__Data for the task__:
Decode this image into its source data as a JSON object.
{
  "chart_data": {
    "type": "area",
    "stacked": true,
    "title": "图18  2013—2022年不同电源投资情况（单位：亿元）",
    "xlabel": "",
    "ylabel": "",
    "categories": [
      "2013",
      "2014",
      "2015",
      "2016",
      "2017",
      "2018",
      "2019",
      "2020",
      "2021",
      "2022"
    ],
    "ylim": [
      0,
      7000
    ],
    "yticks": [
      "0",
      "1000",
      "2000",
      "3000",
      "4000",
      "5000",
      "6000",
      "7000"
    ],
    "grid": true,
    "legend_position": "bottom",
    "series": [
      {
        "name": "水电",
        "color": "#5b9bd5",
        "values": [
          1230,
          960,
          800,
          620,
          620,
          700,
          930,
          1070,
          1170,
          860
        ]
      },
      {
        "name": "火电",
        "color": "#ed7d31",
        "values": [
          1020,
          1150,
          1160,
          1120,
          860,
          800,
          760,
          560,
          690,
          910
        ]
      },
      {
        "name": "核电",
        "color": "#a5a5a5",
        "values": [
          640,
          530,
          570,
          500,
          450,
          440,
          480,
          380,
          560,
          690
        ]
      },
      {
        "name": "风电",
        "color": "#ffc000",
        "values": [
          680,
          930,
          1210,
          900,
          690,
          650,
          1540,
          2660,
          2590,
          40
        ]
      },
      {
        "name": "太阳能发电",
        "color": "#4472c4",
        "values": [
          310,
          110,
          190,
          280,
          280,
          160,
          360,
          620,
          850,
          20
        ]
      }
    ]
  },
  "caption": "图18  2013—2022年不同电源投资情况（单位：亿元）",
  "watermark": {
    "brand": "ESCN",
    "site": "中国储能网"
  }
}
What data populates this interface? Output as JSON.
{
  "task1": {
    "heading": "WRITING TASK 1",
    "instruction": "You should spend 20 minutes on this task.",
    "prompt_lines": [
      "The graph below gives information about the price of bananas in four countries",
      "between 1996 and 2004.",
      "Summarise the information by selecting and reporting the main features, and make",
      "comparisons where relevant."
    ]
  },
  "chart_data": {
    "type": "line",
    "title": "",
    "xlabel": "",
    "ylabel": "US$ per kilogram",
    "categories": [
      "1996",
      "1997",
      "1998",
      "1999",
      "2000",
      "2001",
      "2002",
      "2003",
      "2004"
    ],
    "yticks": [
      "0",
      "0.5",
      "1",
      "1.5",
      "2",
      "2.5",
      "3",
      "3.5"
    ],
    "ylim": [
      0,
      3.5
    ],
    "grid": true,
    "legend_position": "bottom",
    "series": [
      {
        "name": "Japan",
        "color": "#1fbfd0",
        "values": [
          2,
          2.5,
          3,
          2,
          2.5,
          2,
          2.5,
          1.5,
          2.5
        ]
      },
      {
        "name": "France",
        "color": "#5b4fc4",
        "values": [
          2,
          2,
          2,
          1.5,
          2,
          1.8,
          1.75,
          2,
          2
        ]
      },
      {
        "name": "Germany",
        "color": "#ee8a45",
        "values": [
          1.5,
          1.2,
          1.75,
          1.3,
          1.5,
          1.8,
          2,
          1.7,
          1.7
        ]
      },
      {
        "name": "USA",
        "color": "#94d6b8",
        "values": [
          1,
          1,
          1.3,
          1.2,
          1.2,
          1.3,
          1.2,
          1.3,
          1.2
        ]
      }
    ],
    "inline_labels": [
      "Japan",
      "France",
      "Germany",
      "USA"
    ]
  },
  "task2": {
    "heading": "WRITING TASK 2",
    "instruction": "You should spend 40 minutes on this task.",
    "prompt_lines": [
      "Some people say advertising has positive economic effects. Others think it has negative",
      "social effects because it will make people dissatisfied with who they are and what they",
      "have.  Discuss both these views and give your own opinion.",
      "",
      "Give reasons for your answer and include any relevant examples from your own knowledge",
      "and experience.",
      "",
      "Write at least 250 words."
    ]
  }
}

__What the task asks__:
Tally the lines of the preceding listing in which the word "WRITING" appears; state nothing but the total.

__Exercise answer__:
2